**DIRECTIONS**
Report back each line of the records that contains the string "countdown".

**AVAILABLE DATA**

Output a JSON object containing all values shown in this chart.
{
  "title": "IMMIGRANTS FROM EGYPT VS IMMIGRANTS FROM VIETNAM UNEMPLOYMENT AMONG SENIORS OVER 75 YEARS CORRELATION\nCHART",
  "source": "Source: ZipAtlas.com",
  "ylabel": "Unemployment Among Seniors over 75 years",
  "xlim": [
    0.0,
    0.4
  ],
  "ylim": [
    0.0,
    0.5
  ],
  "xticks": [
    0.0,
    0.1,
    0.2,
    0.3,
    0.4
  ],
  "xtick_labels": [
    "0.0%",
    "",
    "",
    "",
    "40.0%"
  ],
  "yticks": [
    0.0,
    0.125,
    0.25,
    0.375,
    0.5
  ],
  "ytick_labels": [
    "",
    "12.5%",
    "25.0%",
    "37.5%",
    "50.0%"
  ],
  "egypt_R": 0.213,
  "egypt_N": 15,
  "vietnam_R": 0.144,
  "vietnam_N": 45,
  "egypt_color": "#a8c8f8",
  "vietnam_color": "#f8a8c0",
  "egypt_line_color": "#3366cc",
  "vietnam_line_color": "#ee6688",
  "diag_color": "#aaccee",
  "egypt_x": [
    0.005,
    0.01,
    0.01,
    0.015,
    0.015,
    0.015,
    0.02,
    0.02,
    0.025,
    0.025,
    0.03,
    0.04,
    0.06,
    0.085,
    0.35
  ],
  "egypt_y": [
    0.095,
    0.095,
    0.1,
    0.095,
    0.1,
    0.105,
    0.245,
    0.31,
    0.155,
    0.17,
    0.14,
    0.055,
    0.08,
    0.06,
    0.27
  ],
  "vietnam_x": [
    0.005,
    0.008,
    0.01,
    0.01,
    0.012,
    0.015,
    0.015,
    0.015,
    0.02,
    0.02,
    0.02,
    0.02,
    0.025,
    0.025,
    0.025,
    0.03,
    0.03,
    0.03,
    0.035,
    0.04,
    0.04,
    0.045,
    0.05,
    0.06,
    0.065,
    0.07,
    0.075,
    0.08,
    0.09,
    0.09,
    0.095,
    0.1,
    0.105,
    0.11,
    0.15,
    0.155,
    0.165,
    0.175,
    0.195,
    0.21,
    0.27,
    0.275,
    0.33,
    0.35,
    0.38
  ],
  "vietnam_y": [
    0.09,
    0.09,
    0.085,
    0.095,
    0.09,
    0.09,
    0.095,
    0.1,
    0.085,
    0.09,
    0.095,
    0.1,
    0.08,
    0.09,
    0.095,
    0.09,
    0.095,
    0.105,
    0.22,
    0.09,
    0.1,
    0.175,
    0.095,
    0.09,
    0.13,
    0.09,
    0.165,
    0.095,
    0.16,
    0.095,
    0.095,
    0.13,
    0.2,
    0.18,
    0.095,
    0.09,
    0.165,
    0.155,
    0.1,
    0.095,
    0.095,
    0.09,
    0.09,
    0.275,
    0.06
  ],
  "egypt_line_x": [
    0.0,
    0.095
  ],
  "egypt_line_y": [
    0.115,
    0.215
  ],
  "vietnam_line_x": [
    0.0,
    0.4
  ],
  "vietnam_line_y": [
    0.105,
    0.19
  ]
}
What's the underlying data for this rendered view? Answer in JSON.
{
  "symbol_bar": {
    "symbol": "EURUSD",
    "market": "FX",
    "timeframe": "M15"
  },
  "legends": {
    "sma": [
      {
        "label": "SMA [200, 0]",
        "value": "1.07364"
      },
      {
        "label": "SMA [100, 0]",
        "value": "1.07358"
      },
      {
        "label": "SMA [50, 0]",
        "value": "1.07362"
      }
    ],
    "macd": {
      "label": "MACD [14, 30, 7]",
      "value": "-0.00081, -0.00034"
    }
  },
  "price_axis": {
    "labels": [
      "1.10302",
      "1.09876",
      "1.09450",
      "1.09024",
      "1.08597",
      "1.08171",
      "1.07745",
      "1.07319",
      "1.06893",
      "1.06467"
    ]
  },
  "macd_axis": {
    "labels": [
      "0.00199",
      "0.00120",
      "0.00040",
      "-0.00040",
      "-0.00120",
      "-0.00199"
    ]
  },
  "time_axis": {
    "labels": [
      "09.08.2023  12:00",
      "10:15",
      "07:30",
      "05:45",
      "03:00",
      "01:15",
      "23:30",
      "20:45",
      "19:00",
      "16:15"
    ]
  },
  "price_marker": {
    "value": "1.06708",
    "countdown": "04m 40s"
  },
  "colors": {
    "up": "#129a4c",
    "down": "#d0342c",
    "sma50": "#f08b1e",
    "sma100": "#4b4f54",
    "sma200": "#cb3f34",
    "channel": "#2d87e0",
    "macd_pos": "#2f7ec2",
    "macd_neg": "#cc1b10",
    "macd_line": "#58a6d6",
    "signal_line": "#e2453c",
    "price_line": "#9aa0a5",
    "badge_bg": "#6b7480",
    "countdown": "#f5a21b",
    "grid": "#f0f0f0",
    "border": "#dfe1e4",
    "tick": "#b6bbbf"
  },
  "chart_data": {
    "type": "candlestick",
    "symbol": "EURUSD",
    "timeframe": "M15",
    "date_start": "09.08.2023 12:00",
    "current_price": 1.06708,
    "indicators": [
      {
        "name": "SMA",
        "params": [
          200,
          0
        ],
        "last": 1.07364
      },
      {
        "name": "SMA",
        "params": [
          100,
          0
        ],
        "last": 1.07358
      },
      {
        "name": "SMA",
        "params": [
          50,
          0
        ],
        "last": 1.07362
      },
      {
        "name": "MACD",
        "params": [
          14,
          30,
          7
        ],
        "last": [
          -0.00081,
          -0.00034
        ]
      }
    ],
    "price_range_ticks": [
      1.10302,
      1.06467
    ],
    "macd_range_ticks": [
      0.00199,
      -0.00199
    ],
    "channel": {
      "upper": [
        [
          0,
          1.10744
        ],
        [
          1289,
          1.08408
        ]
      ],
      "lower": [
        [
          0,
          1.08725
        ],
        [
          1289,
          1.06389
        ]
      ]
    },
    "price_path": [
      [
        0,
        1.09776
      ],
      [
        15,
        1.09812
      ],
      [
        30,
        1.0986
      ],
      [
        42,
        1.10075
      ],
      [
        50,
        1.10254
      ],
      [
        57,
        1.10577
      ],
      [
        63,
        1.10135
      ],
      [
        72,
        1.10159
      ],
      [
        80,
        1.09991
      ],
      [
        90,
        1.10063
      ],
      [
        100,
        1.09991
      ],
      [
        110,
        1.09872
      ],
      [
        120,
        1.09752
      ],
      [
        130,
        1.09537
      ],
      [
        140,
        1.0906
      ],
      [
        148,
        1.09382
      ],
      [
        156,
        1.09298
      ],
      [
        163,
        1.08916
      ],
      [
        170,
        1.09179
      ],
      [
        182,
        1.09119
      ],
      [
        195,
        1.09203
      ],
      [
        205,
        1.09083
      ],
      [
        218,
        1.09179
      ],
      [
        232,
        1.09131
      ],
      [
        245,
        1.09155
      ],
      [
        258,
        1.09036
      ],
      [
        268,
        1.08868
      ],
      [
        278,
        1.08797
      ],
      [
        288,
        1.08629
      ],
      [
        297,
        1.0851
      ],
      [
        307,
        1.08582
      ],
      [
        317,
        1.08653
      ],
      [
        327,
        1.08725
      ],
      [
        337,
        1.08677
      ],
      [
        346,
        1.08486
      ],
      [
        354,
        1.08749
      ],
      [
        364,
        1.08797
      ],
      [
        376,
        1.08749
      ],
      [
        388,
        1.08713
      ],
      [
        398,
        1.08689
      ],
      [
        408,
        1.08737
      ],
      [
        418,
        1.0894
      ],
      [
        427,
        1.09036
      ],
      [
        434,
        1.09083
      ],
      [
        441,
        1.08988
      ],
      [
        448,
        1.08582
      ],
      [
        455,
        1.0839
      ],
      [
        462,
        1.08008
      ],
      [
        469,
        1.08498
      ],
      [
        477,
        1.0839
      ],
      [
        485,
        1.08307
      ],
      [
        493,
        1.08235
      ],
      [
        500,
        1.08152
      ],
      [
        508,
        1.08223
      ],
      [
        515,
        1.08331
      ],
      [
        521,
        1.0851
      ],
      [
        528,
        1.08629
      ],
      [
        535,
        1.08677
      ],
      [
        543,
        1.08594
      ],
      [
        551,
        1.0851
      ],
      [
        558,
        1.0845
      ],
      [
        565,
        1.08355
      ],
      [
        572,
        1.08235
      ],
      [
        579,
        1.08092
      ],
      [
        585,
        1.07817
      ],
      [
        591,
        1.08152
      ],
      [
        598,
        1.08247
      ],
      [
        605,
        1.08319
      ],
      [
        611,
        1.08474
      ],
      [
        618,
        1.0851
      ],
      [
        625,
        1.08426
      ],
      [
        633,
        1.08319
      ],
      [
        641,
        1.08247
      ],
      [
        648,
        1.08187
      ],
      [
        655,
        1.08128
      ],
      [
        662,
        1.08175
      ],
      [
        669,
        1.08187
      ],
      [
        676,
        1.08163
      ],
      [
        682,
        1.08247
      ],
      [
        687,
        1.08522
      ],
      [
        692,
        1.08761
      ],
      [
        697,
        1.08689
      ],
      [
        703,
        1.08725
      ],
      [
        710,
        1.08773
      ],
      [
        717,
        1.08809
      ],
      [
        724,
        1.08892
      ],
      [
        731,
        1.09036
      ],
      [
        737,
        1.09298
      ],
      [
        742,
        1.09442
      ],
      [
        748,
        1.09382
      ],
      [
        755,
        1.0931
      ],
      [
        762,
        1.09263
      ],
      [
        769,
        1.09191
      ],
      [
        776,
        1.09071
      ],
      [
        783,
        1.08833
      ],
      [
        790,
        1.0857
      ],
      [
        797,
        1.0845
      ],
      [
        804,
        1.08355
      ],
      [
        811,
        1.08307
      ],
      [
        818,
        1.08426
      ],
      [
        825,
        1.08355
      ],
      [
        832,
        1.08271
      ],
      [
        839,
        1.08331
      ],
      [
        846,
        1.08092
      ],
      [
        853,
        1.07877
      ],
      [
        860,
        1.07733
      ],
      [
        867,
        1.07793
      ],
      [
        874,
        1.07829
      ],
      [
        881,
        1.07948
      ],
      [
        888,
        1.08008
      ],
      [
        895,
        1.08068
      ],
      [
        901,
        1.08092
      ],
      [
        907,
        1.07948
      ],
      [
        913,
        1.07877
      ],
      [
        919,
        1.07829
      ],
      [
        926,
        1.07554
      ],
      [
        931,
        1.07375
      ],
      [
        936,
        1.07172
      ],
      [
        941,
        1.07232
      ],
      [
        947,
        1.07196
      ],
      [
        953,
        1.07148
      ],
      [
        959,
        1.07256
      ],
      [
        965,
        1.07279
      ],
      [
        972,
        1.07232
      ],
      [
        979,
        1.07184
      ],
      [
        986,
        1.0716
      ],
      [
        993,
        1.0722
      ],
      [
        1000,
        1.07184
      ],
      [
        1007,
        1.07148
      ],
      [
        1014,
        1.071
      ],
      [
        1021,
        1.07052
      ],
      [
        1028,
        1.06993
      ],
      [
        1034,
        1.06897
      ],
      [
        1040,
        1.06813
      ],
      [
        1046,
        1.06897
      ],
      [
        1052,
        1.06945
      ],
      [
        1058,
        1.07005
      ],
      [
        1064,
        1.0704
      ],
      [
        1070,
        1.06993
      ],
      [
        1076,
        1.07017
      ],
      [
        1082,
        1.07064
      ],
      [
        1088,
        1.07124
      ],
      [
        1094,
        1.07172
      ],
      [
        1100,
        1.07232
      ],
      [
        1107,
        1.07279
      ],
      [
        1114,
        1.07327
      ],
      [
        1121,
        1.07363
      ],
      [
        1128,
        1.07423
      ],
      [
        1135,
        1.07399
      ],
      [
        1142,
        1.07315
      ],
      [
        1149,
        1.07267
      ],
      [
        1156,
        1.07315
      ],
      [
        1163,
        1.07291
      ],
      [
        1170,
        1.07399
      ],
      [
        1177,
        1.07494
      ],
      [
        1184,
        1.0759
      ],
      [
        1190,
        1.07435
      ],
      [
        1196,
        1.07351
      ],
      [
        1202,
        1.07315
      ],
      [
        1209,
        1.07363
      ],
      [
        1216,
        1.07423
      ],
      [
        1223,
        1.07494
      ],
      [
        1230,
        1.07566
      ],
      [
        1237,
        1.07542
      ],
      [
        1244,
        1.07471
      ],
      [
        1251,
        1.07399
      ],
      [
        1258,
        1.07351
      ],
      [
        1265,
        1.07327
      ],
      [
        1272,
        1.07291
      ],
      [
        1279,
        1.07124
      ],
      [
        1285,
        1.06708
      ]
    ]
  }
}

**WORKED ANSWER**
    "countdown": "04m 40s"
    "countdown": "#f5a21b",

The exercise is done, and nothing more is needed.